Return every record below exactly as written, omitting any pictures.
— Start EXTRACTED ENTRIES —
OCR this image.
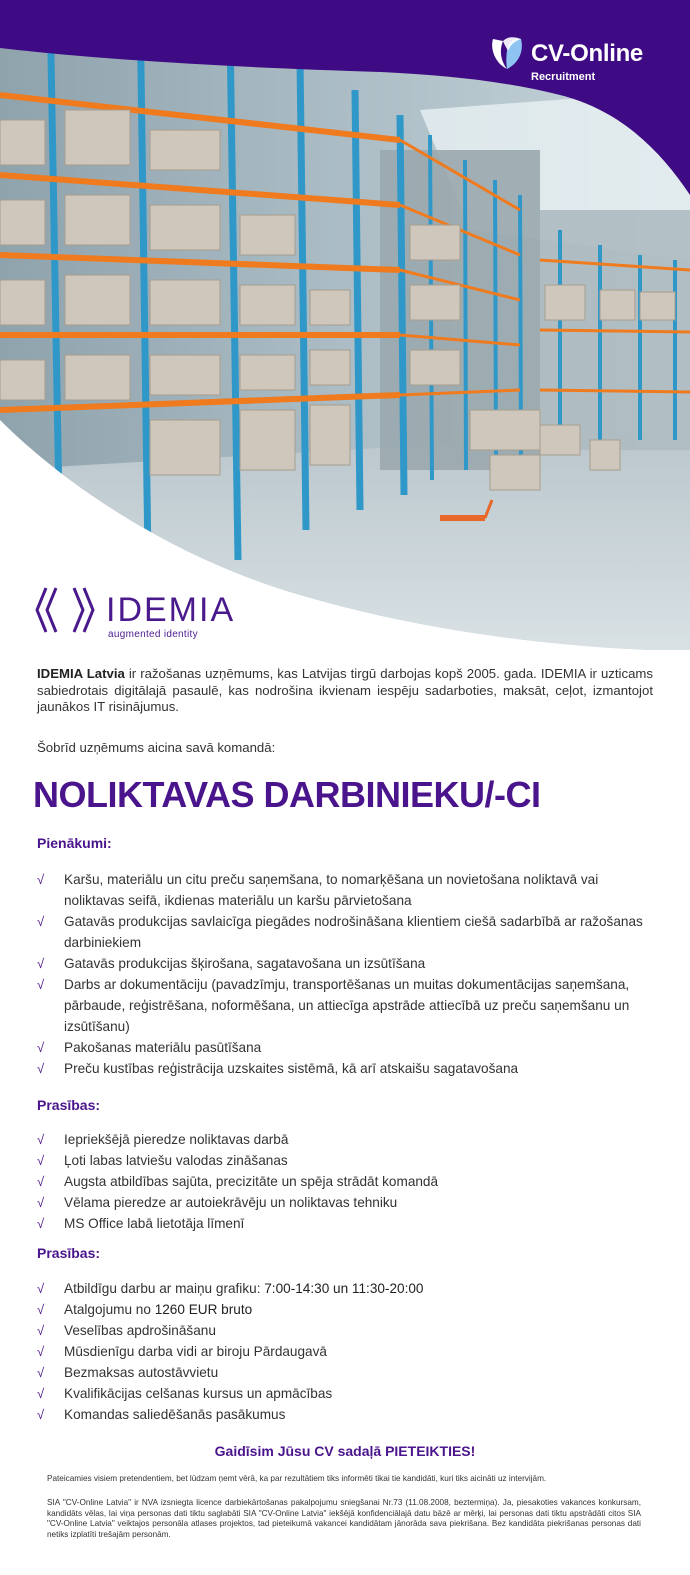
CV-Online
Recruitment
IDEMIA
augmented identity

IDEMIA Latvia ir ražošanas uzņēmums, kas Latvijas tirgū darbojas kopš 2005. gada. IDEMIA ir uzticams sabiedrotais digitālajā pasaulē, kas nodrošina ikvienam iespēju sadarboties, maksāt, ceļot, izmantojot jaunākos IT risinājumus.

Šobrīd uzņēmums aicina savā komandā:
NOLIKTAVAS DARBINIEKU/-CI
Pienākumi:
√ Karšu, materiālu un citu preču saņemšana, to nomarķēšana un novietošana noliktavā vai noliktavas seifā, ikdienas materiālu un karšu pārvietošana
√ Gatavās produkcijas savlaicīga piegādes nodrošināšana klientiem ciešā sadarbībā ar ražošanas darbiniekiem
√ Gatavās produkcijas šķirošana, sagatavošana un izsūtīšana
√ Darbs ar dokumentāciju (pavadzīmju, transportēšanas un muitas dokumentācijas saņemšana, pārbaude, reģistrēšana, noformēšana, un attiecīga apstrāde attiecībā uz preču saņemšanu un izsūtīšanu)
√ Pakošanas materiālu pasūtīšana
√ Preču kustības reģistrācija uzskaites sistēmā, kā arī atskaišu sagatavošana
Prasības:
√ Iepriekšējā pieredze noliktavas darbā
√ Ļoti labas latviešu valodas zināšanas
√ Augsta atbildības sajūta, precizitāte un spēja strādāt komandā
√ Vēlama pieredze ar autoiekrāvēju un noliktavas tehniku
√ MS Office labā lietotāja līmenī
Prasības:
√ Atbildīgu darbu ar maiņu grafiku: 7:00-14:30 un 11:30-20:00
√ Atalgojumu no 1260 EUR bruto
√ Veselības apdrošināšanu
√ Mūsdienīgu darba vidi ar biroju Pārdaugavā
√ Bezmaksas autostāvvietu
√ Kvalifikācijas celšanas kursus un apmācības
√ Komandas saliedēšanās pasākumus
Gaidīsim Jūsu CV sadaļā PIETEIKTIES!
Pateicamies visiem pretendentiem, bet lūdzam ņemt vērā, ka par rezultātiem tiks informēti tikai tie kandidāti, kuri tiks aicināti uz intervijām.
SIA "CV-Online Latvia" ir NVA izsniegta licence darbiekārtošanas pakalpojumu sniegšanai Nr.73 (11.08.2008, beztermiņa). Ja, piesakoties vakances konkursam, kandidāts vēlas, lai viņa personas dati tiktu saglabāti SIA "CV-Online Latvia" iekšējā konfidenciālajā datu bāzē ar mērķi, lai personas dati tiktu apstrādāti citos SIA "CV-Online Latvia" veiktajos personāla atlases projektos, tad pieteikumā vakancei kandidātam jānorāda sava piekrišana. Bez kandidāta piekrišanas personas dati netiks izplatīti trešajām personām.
— End EXTRACTED ENTRIES —
RESPONSE FOR THIS EXERCISE
OCR this image.
CV-Online
Recruitment
IDEMIA
augmented identity

IDEMIA Latvia ir ražošanas uzņēmums, kas Latvijas tirgū darbojas kopš 2005. gada. IDEMIA ir uzticams sabiedrotais digitālajā pasaulē, kas nodrošina ikvienam iespēju sadarboties, maksāt, ceļot, izmantojot jaunākos IT risinājumus.

Šobrīd uzņēmums aicina savā komandā:
NOLIKTAVAS DARBINIEKU/-CI
Pienākumi:
√ Karšu, materiālu un citu preču saņemšana, to nomarķēšana un novietošana noliktavā vai noliktavas seifā, ikdienas materiālu un karšu pārvietošana
√ Gatavās produkcijas savlaicīga piegādes nodrošināšana klientiem ciešā sadarbībā ar ražošanas darbiniekiem
√ Gatavās produkcijas šķirošana, sagatavošana un izsūtīšana
√ Darbs ar dokumentāciju (pavadzīmju, transportēšanas un muitas dokumentācijas saņemšana, pārbaude, reģistrēšana, noformēšana, un attiecīga apstrāde attiecībā uz preču saņemšanu un izsūtīšanu)
√ Pakošanas materiālu pasūtīšana
√ Preču kustības reģistrācija uzskaites sistēmā, kā arī atskaišu sagatavošana
Prasības:
√ Iepriekšējā pieredze noliktavas darbā
√ Ļoti labas latviešu valodas zināšanas
√ Augsta atbildības sajūta, precizitāte un spēja strādāt komandā
√ Vēlama pieredze ar autoiekrāvēju un noliktavas tehniku
√ MS Office labā lietotāja līmenī
Prasības:
√ Atbildīgu darbu ar maiņu grafiku: 7:00-14:30 un 11:30-20:00
√ Atalgojumu no 1260 EUR bruto
√ Veselības apdrošināšanu
√ Mūsdienīgu darba vidi ar biroju Pārdaugavā
√ Bezmaksas autostāvvietu
√ Kvalifikācijas celšanas kursus un apmācības
√ Komandas saliedēšanās pasākumus
Gaidīsim Jūsu CV sadaļā PIETEIKTIES!
Pateicamies visiem pretendentiem, bet lūdzam ņemt vērā, ka par rezultātiem tiks informēti tikai tie kandidāti, kuri tiks aicināti uz intervijām.
SIA "CV-Online Latvia" ir NVA izsniegta licence darbiekārtošanas pakalpojumu sniegšanai Nr.73 (11.08.2008, beztermiņa). Ja, piesakoties vakances konkursam, kandidāts vēlas, lai viņa personas dati tiktu saglabāti SIA "CV-Online Latvia" iekšējā konfidenciālajā datu bāzē ar mērķi, lai personas dati tiktu apstrādāti citos SIA "CV-Online Latvia" veiktajos personāla atlases projektos, tad pieteikumā vakancei kandidātam jānorāda sava piekrišana. Bez kandidāta piekrišanas personas dati netiks izplatīti trešajām personām.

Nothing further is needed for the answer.